What is required:
Repeat the whole listing exactly as written.

------------------------------------------------

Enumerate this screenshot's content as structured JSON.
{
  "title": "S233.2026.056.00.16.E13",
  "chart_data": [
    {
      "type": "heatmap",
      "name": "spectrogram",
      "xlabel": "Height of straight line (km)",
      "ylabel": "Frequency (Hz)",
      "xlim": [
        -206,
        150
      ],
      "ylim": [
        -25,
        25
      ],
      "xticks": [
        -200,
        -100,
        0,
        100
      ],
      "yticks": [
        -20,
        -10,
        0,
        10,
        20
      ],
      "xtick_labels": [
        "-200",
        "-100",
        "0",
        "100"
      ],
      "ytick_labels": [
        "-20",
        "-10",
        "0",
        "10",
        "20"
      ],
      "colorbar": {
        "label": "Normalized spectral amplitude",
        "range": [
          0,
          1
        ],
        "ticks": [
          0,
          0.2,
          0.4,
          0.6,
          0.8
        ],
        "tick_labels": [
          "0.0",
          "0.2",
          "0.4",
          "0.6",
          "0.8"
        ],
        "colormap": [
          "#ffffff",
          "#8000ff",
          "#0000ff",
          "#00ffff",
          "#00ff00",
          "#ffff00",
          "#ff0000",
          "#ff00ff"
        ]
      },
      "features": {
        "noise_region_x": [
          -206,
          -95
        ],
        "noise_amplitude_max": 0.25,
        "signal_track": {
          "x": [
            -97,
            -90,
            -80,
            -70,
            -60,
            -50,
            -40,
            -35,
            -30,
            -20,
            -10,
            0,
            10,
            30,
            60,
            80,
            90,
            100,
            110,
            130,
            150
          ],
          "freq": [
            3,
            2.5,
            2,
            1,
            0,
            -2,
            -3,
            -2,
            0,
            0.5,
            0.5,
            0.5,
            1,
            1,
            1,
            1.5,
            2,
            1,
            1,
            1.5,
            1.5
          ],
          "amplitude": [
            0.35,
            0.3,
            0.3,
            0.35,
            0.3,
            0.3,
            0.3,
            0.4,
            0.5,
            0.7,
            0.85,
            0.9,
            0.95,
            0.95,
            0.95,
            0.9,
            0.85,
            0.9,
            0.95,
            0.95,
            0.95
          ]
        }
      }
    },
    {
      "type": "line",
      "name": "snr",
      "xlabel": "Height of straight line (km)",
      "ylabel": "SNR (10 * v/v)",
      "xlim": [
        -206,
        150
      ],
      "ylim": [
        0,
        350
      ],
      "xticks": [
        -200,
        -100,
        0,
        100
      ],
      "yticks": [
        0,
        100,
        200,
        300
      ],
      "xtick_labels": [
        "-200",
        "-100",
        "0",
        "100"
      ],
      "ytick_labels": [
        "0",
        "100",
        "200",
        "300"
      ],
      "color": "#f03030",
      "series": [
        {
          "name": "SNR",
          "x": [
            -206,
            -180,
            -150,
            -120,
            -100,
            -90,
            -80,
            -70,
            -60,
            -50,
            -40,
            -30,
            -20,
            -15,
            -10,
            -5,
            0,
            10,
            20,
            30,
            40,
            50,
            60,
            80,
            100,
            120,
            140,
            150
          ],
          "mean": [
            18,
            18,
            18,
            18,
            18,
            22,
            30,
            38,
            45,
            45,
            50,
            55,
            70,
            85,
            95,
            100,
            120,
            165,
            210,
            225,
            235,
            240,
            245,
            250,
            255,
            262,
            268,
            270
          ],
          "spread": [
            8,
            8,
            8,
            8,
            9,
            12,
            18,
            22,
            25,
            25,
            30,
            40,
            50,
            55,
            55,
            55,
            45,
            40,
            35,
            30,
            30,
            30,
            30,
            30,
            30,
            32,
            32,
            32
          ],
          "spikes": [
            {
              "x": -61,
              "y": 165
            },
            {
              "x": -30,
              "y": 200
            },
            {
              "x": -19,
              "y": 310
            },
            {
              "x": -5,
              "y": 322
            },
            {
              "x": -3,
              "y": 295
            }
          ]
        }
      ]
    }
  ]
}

------------------------------------------------

Expected answer:
Enumerate this screenshot's content as structured JSON.
{
  "title": "S233.2026.056.00.16.E13",
  "chart_data": [
    {
      "type": "heatmap",
      "name": "spectrogram",
      "xlabel": "Height of straight line (km)",
      "ylabel": "Frequency (Hz)",
      "xlim": [
        -206,
        150
      ],
      "ylim": [
        -25,
        25
      ],
      "xticks": [
        -200,
        -100,
        0,
        100
      ],
      "yticks": [
        -20,
        -10,
        0,
        10,
        20
      ],
      "xtick_labels": [
        "-200",
        "-100",
        "0",
        "100"
      ],
      "ytick_labels": [
        "-20",
        "-10",
        "0",
        "10",
        "20"
      ],
      "colorbar": {
        "label": "Normalized spectral amplitude",
        "range": [
          0,
          1
        ],
        "ticks": [
          0,
          0.2,
          0.4,
          0.6,
          0.8
        ],
        "tick_labels": [
          "0.0",
          "0.2",
          "0.4",
          "0.6",
          "0.8"
        ],
        "colormap": [
          "#ffffff",
          "#8000ff",
          "#0000ff",
          "#00ffff",
          "#00ff00",
          "#ffff00",
          "#ff0000",
          "#ff00ff"
        ]
      },
      "features": {
        "noise_region_x": [
          -206,
          -95
        ],
        "noise_amplitude_max": 0.25,
        "signal_track": {
          "x": [
            -97,
            -90,
            -80,
            -70,
            -60,
            -50,
            -40,
            -35,
            -30,
            -20,
            -10,
            0,
            10,
            30,
            60,
            80,
            90,
            100,
            110,
            130,
            150
          ],
          "freq": [
            3,
            2.5,
            2,
            1,
            0,
            -2,
            -3,
            -2,
            0,
            0.5,
            0.5,
            0.5,
            1,
            1,
            1,
            1.5,
            2,
            1,
            1,
            1.5,
            1.5
          ],
          "amplitude": [
            0.35,
            0.3,
            0.3,
            0.35,
            0.3,
            0.3,
            0.3,
            0.4,
            0.5,
            0.7,
            0.85,
            0.9,
            0.95,
            0.95,
            0.95,
            0.9,
            0.85,
            0.9,
            0.95,
            0.95,
            0.95
          ]
        }
      }
    },
    {
      "type": "line",
      "name": "snr",
      "xlabel": "Height of straight line (km)",
      "ylabel": "SNR (10 * v/v)",
      "xlim": [
        -206,
        150
      ],
      "ylim": [
        0,
        350
      ],
      "xticks": [
        -200,
        -100,
        0,
        100
      ],
      "yticks": [
        0,
        100,
        200,
        300
      ],
      "xtick_labels": [
        "-200",
        "-100",
        "0",
        "100"
      ],
      "ytick_labels": [
        "0",
        "100",
        "200",
        "300"
      ],
      "color": "#f03030",
      "series": [
        {
          "name": "SNR",
          "x": [
            -206,
            -180,
            -150,
            -120,
            -100,
            -90,
            -80,
            -70,
            -60,
            -50,
            -40,
            -30,
            -20,
            -15,
            -10,
            -5,
            0,
            10,
            20,
            30,
            40,
            50,
            60,
            80,
            100,
            120,
            140,
            150
          ],
          "mean": [
            18,
            18,
            18,
            18,
            18,
            22,
            30,
            38,
            45,
            45,
            50,
            55,
            70,
            85,
            95,
            100,
            120,
            165,
            210,
            225,
            235,
            240,
            245,
            250,
            255,
            262,
            268,
            270
          ],
          "spread": [
            8,
            8,
            8,
            8,
            9,
            12,
            18,
            22,
            25,
            25,
            30,
            40,
            50,
            55,
            55,
            55,
            45,
            40,
            35,
            30,
            30,
            30,
            30,
            30,
            30,
            32,
            32,
            32
          ],
          "spikes": [
            {
              "x": -61,
              "y": 165
            },
            {
              "x": -30,
              "y": 200
            },
            {
              "x": -19,
              "y": 310
            },
            {
              "x": -5,
              "y": 322
            },
            {
              "x": -3,
              "y": 295
            }
          ]
        }
      ]
    }
  ]
}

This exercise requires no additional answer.